| TASK INSTRUCTIONS |
A - Please answer these from the essay on compact cars, one line each:
(i) What two cars did the writer find parked across from each other in the mall lot, with their years?
(ii) Which current car did the L-Type look smaller and narrower than?
(iii) Which late-model compact sedans were the two older cars parked among?
B - Pick up the essay on compact cars after its last sentence and continue it.
-------- SOURCE PASSAGE --------
Downsizing out of the box

MANILA, Philippines - I was walking along the parking lot of a mall in Makati when I came across two unlikely cars: a gleaming 1976 Colt Lancer L-Type and an equally pristine 1979 Ford Escort parked right across each other. There being no old school car show or car club meet ongoing at that mall, I chalked it up to coincidence that two well-kept compact sedans from the ‘70s would find themselves parked near each other at the exact same moment. 

Then it hit me. Compact. The Escort and Lancer L-Type were the iconic compact sedans of their time. But parked among a sea of late-model Civics, Altises, and Elantras—likewise compact sedans—I was struck by the vast difference in sizes between the cars of two different eras.

The Escort and L-Type were dwarfed by their contemporary brethren. The L-Type, in particular, seemed tiny--seemingly smaller and narrower than even a current Ford Fiesta, which is now classified as a subcompact car.

What happened? Did we, as human occupants of these cars, double in size? I’d like to think not. But even if obesity is more a concern now than three decades ago, it’s more due to better public awareness than the fact that the population is growing in width. Well, at least not as fast as our cars are growing and gaining weight.
-------- RECORDED DATA --------
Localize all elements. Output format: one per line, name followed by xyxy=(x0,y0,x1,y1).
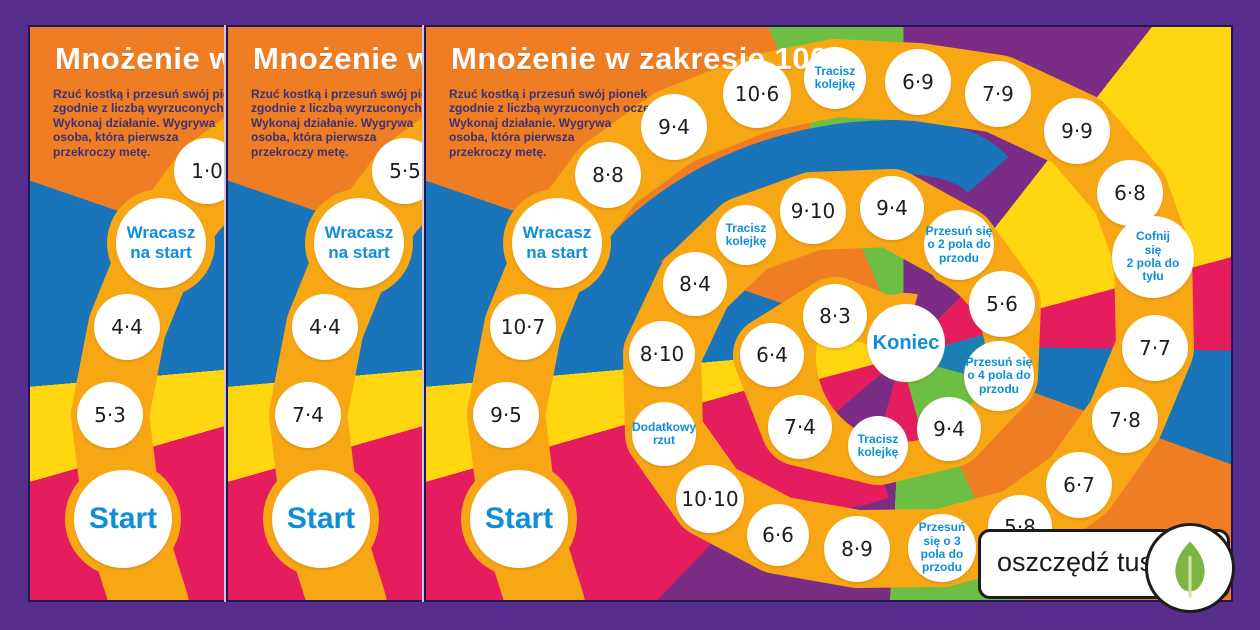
--------
| EXERCISE RESULTS |
A -
(i) A 1976 Colt Lancer L-Type and a 1979 Ford Escort
(ii) A current Ford Fiesta, now classed as a subcompact
(iii) Civics, Altises, and Elantras

B -
Thirty years ago a car like a Corolla or a Lancer would weigh 1,800 to 2,000 pounds. Today they’d weigh at least 2,200 pounds and can tip the scales to as much as 2,600 or even 2,700 pounds. That’s almost a ton and a half. Surely we did not grow that much, percentage-wise.   

But why and how did our cars grow? The answer is easy: because we keep asking for more. More space. More features. More power. More safety. These add weight. And these demand volume. Ergo, bigger and heavier cars.

Which made me long for the good old days. What if…

What if a car company made a car that’s about as small as the ones we had in the ‘70s?

What would happen if say, Mitsubishi made a new Lancer that’s as small as the original? Or what if Toyota came out with a 2015 RAV 4 that’s a diminutive as the pioneering 1996 RAV 4? Hard to imagine that happening, right?

  But it did. And it really doesn’t take much effort to discover when and where it happened. Because that very car is in showrooms now and you can actually go out and buy one.

I’m talking about the Ford EcoSport. When it made its global debut, it sent just about every other car company back to the drawing boards. Here is a car that looks every bit like a bonafide SUV but costs as little as P775,000. Brand new. That’s a winner in anybody’s book.   

Just when the so-called compact SUVs were retailing for upwards of a million apiece, Ford comes out and hits one out of the park with a one-size-smaller sport-cute that’ll leave a cool quarter-of-a-million bucks in your pocket when you buy one.

Sure it’s smaller than the competition. But I’ll be darned if people don’t line up for a P775,000 RAV 4 if Toyota comes out with a new one that’s the same size as the original. Today, a brand new RAV 4 will set you back a heady P1.3 million to as much as a head-spinning P1.9 million. You do the math. Actually you don’t even have to do the math.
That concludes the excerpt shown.